* START *

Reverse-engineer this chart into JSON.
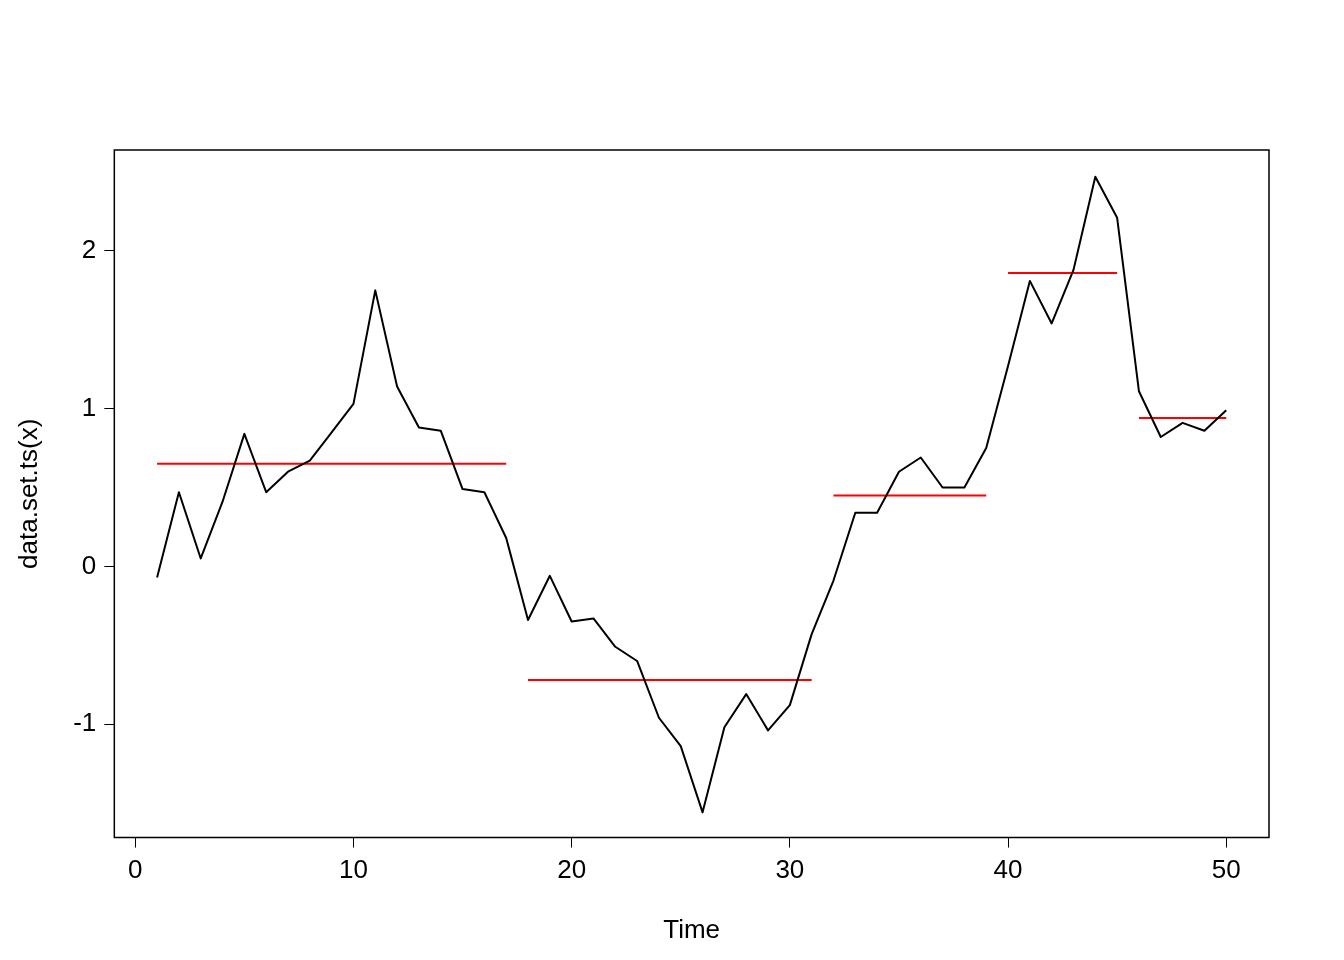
{
  "chart_data": {
    "type": "line",
    "xlabel": "Time",
    "ylabel": "data.set.ts(x)",
    "x": [
      1,
      2,
      3,
      4,
      5,
      6,
      7,
      8,
      9,
      10,
      11,
      12,
      13,
      14,
      15,
      16,
      17,
      18,
      19,
      20,
      21,
      22,
      23,
      24,
      25,
      26,
      27,
      28,
      29,
      30,
      31,
      32,
      33,
      34,
      35,
      36,
      37,
      38,
      39,
      40,
      41,
      42,
      43,
      44,
      45,
      46,
      47,
      48,
      49,
      50
    ],
    "series": [
      {
        "color": "#000000",
        "values": [
          -0.07,
          0.47,
          0.05,
          0.41,
          0.84,
          0.47,
          0.6,
          0.67,
          0.85,
          1.03,
          1.75,
          1.14,
          0.88,
          0.86,
          0.49,
          0.47,
          0.18,
          -0.34,
          -0.06,
          -0.35,
          -0.33,
          -0.51,
          -0.6,
          -0.96,
          -1.14,
          -1.56,
          -1.02,
          -0.81,
          -1.04,
          -0.88,
          -0.43,
          -0.09,
          0.34,
          0.34,
          0.6,
          0.69,
          0.5,
          0.5,
          0.75,
          1.27,
          1.81,
          1.54,
          1.88,
          2.47,
          2.21,
          1.11,
          0.82,
          0.91,
          0.86,
          0.99
        ]
      },
      {
        "color": "#ff0000",
        "x": [
          1,
          17
        ],
        "values": [
          0.65,
          0.65
        ]
      },
      {
        "color": "#ff0000",
        "x": [
          18,
          31
        ],
        "values": [
          -0.72,
          -0.72
        ]
      },
      {
        "color": "#ff0000",
        "x": [
          32,
          39
        ],
        "values": [
          0.45,
          0.45
        ]
      },
      {
        "color": "#ff0000",
        "x": [
          40,
          45
        ],
        "values": [
          1.86,
          1.86
        ]
      },
      {
        "color": "#ff0000",
        "x": [
          46,
          50
        ],
        "values": [
          0.94,
          0.94
        ]
      }
    ],
    "xlim": [
      -0.96,
      51.96
    ],
    "xticks": [
      0,
      10,
      20,
      30,
      40,
      50
    ],
    "ylim": [
      -1.72,
      2.64
    ],
    "yticks": [
      -1,
      0,
      1,
      2
    ],
    "grid": false,
    "legend": false,
    "marker": "none",
    "line_style": "solid"
  }
}
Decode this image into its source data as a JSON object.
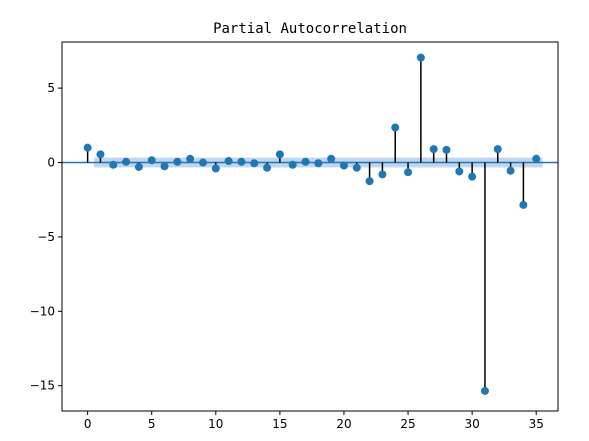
{
  "chart_data": {
    "type": "stem",
    "title": "Partial Autocorrelation",
    "xlabel": "",
    "ylabel": "",
    "xlim": [
      -2,
      36.7
    ],
    "ylim": [
      -16.7,
      8.1
    ],
    "xticks": [
      0,
      5,
      10,
      15,
      20,
      25,
      30,
      35
    ],
    "yticks": [
      5,
      0,
      -5,
      -10,
      -15
    ],
    "xtick_labels": [
      "0",
      "5",
      "10",
      "15",
      "20",
      "25",
      "30",
      "35"
    ],
    "ytick_labels": [
      "5",
      "0",
      "−5",
      "−10",
      "−15"
    ],
    "grid": false,
    "lags": [
      0,
      1,
      2,
      3,
      4,
      5,
      6,
      7,
      8,
      9,
      10,
      11,
      12,
      13,
      14,
      15,
      16,
      17,
      18,
      19,
      20,
      21,
      22,
      23,
      24,
      25,
      26,
      27,
      28,
      29,
      30,
      31,
      32,
      33,
      34,
      35
    ],
    "values": [
      1.0,
      0.55,
      -0.15,
      0.05,
      -0.3,
      0.15,
      -0.25,
      0.05,
      0.25,
      0.0,
      -0.4,
      0.1,
      0.05,
      -0.05,
      -0.35,
      0.55,
      -0.15,
      0.05,
      -0.05,
      0.25,
      -0.2,
      -0.35,
      -1.25,
      -0.8,
      2.35,
      -0.65,
      7.05,
      0.9,
      0.85,
      -0.6,
      -0.95,
      -15.35,
      0.9,
      -0.55,
      -2.85,
      0.25
    ],
    "confidence_band": 0.33,
    "colors": {
      "marker": "#1f77b4",
      "stem": "#000000",
      "baseline": "#1f77b4",
      "band": "#aec7e8"
    }
  }
}
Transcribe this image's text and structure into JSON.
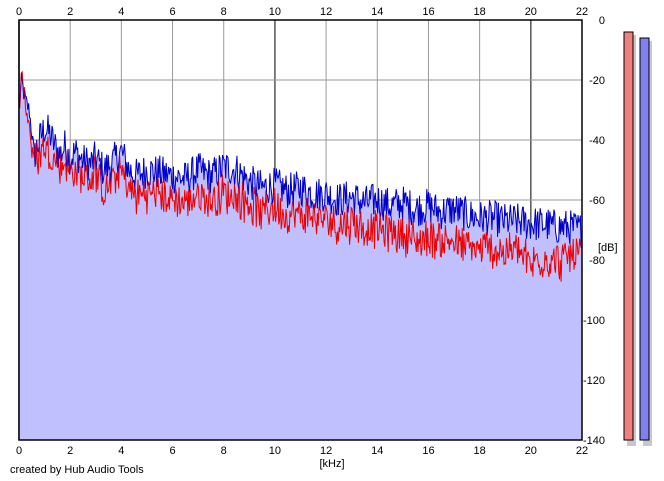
{
  "chart_data": {
    "type": "area",
    "title": "",
    "xlabel": "[kHz]",
    "ylabel": "[dB]",
    "xlim": [
      0,
      22
    ],
    "ylim": [
      -140,
      0
    ],
    "x_ticks": [
      "0",
      "2",
      "4",
      "6",
      "8",
      "10",
      "12",
      "14",
      "16",
      "18",
      "20",
      "22"
    ],
    "y_ticks": [
      "0",
      "-20",
      "-40",
      "-60",
      "-80",
      "-100",
      "-120",
      "-140"
    ],
    "grid": true,
    "fill_color": "#c0c0ff",
    "series": [
      {
        "color": "#0000cc",
        "x": [
          0,
          0.1,
          0.2,
          0.3,
          0.4,
          0.5,
          0.6,
          0.8,
          1.0,
          1.2,
          1.4,
          1.6,
          1.8,
          2.0,
          2.2,
          2.5,
          2.8,
          3.0,
          3.3,
          3.6,
          4.0,
          4.3,
          4.6,
          5.0,
          5.5,
          6.0,
          6.5,
          7.0,
          7.5,
          8.0,
          8.5,
          9.0,
          9.5,
          10.0,
          10.5,
          11.0,
          11.5,
          12.0,
          12.5,
          13.0,
          13.5,
          14.0,
          14.5,
          15.0,
          15.5,
          16.0,
          16.5,
          17.0,
          17.5,
          18.0,
          18.5,
          19.0,
          19.5,
          20.0,
          20.5,
          21.0,
          21.5,
          22.0
        ],
        "values": [
          -30,
          -20,
          -25,
          -28,
          -30,
          -38,
          -45,
          -40,
          -36,
          -38,
          -42,
          -45,
          -42,
          -46,
          -44,
          -47,
          -48,
          -46,
          -50,
          -48,
          -44,
          -50,
          -52,
          -50,
          -51,
          -52,
          -53,
          -50,
          -52,
          -49,
          -50,
          -54,
          -56,
          -55,
          -57,
          -56,
          -58,
          -58,
          -60,
          -59,
          -61,
          -60,
          -62,
          -61,
          -63,
          -62,
          -64,
          -63,
          -65,
          -66,
          -66,
          -67,
          -67,
          -68,
          -68,
          -69,
          -69,
          -70
        ]
      },
      {
        "color": "#ee0000",
        "x": [
          0,
          0.1,
          0.2,
          0.3,
          0.4,
          0.5,
          0.6,
          0.8,
          1.0,
          1.2,
          1.4,
          1.6,
          1.8,
          2.0,
          2.2,
          2.5,
          2.8,
          3.0,
          3.3,
          3.6,
          4.0,
          4.3,
          4.6,
          5.0,
          5.5,
          6.0,
          6.5,
          7.0,
          7.5,
          8.0,
          8.5,
          9.0,
          9.5,
          10.0,
          10.5,
          11.0,
          11.5,
          12.0,
          12.5,
          13.0,
          13.5,
          14.0,
          14.5,
          15.0,
          15.5,
          16.0,
          16.5,
          17.0,
          17.5,
          18.0,
          18.5,
          19.0,
          19.5,
          20.0,
          20.5,
          21.0,
          21.5,
          22.0
        ],
        "values": [
          -28,
          -18,
          -22,
          -30,
          -33,
          -42,
          -46,
          -44,
          -40,
          -43,
          -45,
          -48,
          -45,
          -50,
          -48,
          -51,
          -52,
          -49,
          -55,
          -53,
          -49,
          -55,
          -57,
          -56,
          -57,
          -58,
          -59,
          -57,
          -59,
          -56,
          -58,
          -60,
          -62,
          -61,
          -63,
          -63,
          -64,
          -65,
          -67,
          -66,
          -68,
          -68,
          -69,
          -70,
          -72,
          -71,
          -72,
          -73,
          -74,
          -75,
          -75,
          -76,
          -76,
          -80,
          -78,
          -79,
          -78,
          -76
        ]
      }
    ]
  },
  "level_meters": [
    {
      "color": "#f08080",
      "level_db": -4
    },
    {
      "color": "#8080f0",
      "level_db": -6
    }
  ],
  "credit": "created by Hub Audio Tools"
}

* END *

* **What needs to be done**: Count how many lines in the data contain the word "JSON", giving the number without comment.

* **Response**: 3